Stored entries
⁂

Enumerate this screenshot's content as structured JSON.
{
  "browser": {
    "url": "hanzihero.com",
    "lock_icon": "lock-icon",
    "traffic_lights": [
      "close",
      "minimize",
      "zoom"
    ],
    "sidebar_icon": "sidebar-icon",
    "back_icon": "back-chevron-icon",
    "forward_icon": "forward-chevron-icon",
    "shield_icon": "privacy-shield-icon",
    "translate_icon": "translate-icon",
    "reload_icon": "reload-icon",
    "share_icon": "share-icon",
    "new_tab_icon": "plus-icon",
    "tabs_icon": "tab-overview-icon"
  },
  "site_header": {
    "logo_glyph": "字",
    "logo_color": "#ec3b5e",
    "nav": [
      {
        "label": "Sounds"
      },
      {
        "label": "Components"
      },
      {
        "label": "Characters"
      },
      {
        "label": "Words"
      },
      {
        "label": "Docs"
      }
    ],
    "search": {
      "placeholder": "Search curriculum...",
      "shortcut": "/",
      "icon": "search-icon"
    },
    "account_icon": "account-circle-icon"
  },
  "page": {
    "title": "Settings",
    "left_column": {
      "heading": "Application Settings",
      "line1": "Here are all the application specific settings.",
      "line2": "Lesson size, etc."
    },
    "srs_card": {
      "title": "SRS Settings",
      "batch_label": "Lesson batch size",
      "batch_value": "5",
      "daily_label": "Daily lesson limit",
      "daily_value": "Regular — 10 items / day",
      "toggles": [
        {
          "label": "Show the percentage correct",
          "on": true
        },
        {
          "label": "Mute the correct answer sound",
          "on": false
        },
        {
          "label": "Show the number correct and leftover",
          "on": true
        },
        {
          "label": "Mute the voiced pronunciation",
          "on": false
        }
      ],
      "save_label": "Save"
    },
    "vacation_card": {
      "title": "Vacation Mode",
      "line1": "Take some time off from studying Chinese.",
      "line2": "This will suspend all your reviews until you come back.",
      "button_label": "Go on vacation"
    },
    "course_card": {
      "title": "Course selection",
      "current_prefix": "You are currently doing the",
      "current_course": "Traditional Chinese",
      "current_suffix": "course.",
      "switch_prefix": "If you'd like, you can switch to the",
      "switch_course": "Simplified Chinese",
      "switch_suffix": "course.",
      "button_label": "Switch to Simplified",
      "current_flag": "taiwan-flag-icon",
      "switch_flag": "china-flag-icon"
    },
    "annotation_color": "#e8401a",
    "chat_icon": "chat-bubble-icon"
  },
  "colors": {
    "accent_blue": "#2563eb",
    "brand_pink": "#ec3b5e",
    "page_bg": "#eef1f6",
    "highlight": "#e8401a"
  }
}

⁂

[Exercise aim]:
Lines containing the word "title" must all be returned from the material above.

[Response to the task]:
    "title": "Settings",
      "title": "SRS Settings",
      "title": "Vacation Mode",
      "title": "Course selection",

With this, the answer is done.